# Listed records
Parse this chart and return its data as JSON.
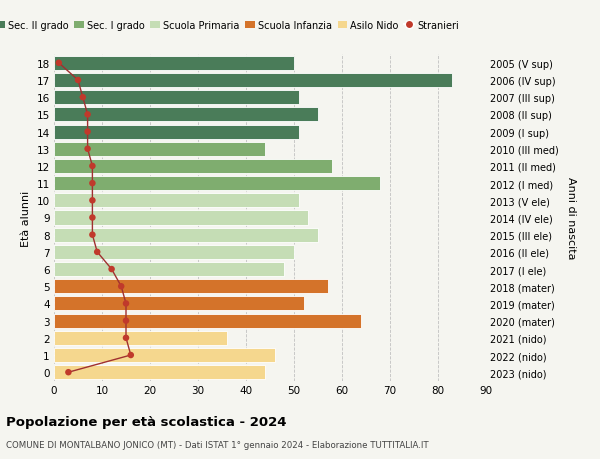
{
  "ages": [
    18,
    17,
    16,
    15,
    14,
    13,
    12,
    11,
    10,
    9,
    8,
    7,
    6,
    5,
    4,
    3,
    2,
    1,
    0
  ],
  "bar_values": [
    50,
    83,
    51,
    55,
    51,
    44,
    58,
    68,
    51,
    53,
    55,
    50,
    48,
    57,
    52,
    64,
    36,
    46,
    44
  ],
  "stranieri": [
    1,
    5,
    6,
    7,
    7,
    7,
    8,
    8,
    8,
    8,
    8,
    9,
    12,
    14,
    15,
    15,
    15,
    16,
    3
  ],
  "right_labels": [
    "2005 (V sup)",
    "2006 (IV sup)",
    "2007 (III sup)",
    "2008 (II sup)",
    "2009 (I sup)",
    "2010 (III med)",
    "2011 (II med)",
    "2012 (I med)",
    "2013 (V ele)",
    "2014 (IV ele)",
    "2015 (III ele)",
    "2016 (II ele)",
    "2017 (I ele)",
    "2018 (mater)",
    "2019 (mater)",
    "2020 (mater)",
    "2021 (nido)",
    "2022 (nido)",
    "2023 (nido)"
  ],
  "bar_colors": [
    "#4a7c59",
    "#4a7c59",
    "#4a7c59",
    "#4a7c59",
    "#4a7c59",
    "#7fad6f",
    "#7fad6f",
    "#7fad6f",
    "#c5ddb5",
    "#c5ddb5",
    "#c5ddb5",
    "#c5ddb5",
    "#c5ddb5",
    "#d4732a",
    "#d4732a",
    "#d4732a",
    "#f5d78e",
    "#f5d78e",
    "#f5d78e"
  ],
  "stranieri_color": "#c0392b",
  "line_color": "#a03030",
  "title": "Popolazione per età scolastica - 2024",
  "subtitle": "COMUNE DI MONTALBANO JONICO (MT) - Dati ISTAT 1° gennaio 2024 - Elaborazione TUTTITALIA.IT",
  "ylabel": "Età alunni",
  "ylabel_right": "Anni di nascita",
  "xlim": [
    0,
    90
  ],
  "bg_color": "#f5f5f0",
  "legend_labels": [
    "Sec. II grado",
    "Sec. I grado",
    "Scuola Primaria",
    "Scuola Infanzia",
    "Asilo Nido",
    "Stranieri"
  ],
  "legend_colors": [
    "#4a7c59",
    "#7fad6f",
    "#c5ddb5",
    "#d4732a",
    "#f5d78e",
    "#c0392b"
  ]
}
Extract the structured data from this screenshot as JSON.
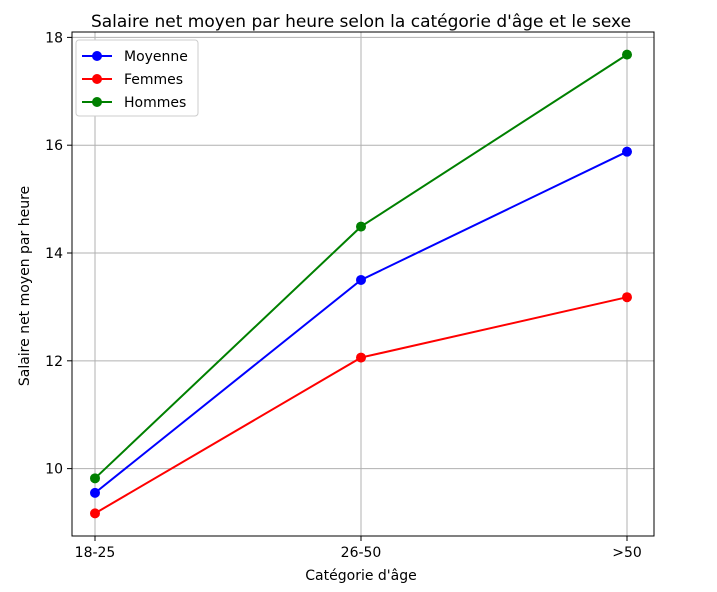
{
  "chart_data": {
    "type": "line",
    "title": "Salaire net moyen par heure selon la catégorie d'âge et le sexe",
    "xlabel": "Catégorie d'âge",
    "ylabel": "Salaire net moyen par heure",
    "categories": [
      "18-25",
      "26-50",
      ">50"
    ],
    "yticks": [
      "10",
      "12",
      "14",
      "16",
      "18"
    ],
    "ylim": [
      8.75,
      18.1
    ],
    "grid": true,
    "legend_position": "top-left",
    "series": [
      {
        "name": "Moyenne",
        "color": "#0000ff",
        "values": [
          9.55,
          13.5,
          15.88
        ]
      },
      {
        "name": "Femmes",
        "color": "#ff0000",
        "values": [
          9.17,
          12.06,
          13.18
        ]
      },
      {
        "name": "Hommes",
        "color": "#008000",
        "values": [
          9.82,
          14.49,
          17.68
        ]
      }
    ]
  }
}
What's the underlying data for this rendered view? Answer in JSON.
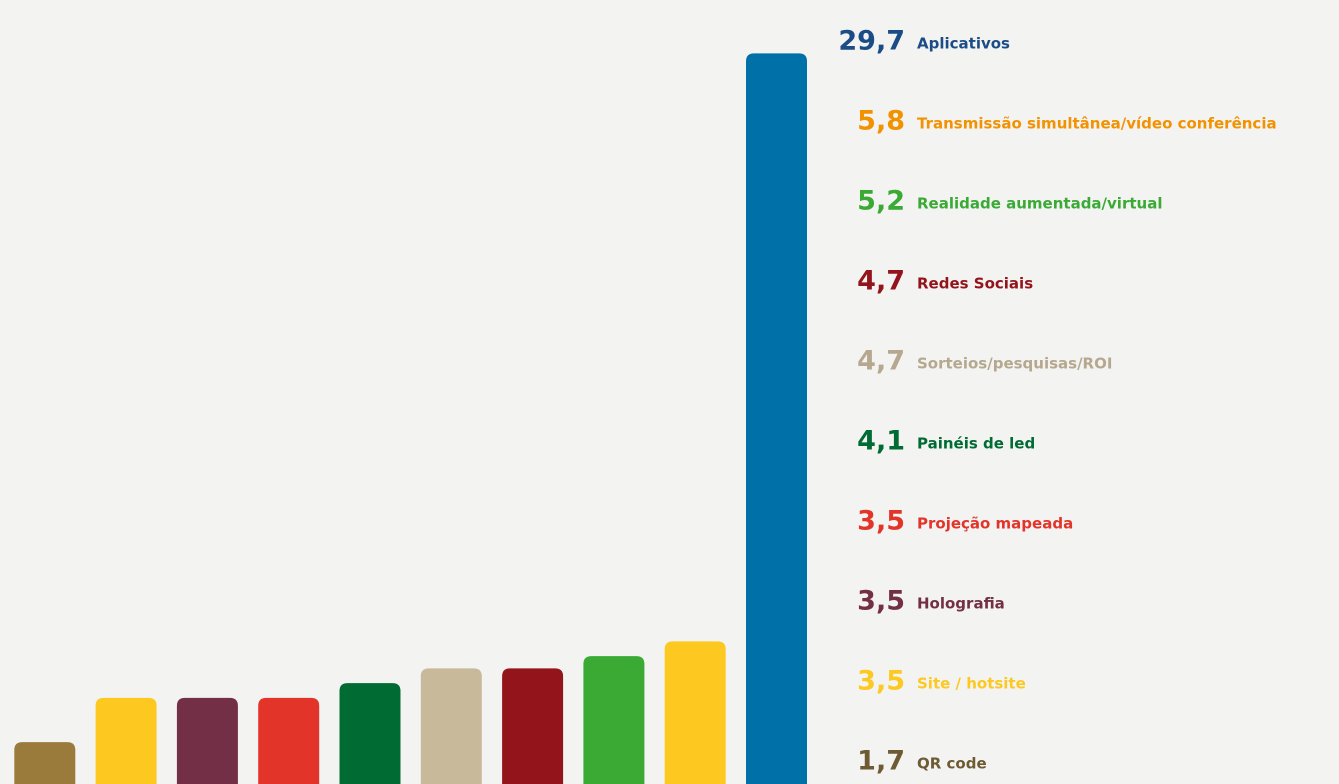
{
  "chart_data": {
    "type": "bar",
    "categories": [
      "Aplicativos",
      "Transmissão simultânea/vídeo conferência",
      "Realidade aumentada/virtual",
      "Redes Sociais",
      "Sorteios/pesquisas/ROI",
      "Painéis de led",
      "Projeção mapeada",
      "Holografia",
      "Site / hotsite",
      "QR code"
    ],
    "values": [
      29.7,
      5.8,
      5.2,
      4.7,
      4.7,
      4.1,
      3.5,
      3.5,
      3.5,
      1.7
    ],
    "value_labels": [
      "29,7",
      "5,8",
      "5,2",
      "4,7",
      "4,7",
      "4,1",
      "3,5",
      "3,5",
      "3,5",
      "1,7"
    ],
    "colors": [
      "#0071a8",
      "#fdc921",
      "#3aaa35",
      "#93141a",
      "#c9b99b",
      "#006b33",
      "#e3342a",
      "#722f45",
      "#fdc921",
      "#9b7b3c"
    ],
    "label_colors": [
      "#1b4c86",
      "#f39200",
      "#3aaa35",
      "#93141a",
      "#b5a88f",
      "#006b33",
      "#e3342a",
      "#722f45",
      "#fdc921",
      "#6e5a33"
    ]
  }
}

...

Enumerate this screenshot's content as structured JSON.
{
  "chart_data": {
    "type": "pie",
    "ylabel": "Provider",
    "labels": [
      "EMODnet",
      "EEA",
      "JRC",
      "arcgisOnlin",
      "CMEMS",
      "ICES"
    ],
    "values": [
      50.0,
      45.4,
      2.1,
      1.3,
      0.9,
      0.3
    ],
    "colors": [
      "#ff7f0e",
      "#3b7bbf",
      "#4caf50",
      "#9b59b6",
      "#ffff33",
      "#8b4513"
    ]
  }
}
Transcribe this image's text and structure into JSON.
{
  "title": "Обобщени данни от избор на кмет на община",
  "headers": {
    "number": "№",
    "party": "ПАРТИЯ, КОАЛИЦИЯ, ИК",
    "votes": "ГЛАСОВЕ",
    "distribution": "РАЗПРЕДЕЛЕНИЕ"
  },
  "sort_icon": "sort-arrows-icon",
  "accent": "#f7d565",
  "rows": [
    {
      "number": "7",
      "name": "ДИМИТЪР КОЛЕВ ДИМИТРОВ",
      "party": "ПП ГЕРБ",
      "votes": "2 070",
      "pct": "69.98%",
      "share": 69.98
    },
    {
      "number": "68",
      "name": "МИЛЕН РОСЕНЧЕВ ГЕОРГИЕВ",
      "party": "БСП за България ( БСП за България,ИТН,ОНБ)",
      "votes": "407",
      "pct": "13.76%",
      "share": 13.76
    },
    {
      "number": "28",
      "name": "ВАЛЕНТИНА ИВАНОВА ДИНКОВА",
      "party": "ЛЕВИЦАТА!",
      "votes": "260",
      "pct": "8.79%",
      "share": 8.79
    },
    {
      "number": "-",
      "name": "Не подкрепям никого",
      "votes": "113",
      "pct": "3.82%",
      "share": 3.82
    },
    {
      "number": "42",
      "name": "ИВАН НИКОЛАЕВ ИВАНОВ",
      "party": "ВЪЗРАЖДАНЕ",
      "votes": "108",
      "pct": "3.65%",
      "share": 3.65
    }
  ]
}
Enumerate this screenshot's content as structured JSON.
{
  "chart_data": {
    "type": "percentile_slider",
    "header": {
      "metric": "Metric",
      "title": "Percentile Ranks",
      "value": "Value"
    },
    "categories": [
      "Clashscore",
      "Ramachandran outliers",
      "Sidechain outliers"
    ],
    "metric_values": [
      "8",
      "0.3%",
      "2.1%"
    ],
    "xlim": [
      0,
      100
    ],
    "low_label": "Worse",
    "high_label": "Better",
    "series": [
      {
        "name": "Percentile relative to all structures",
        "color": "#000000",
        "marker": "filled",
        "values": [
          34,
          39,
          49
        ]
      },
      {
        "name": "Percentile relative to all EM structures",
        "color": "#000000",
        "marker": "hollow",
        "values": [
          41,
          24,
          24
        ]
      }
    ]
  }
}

* * *

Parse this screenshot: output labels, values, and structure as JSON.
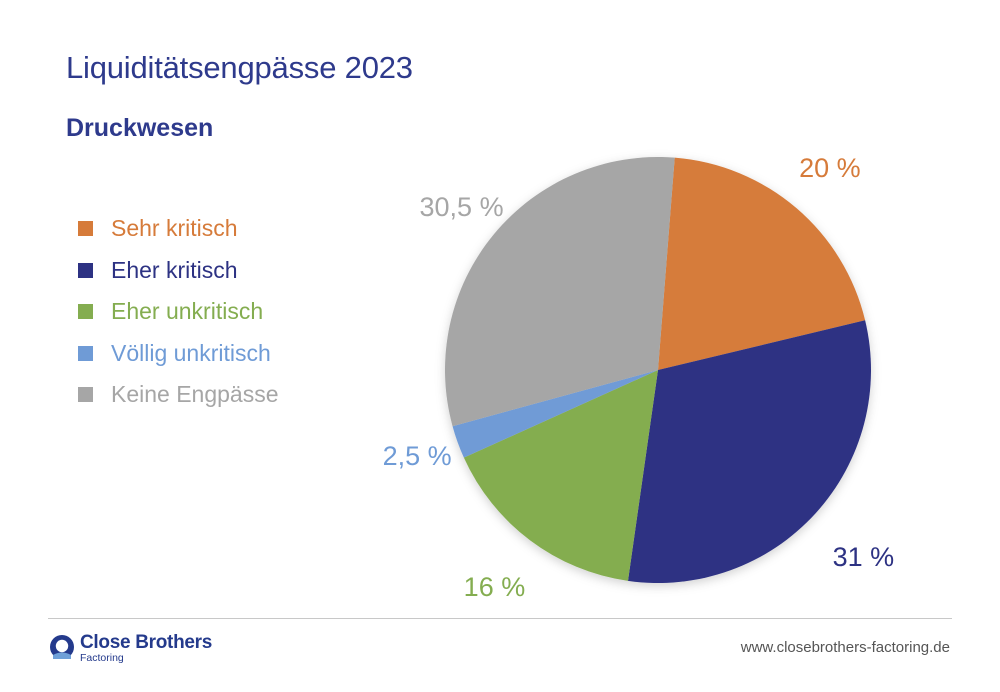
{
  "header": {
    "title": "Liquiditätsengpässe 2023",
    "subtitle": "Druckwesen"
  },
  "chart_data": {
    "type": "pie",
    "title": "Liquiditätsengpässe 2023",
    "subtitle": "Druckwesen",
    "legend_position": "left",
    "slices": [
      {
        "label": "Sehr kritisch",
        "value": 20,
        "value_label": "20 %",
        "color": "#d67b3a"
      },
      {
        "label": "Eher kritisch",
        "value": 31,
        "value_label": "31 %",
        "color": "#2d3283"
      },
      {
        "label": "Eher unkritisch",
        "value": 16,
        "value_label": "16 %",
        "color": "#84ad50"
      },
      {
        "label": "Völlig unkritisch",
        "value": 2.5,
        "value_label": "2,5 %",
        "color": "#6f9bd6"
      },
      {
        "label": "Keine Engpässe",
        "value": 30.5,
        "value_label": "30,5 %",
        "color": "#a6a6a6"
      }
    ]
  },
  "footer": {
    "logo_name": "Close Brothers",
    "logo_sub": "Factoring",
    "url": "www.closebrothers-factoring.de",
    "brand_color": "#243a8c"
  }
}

# Exercise task
Pick out the lines that contain "left" and copy them.

# Complete response
    "legend_position": "top-left",
    "legend_position": "left",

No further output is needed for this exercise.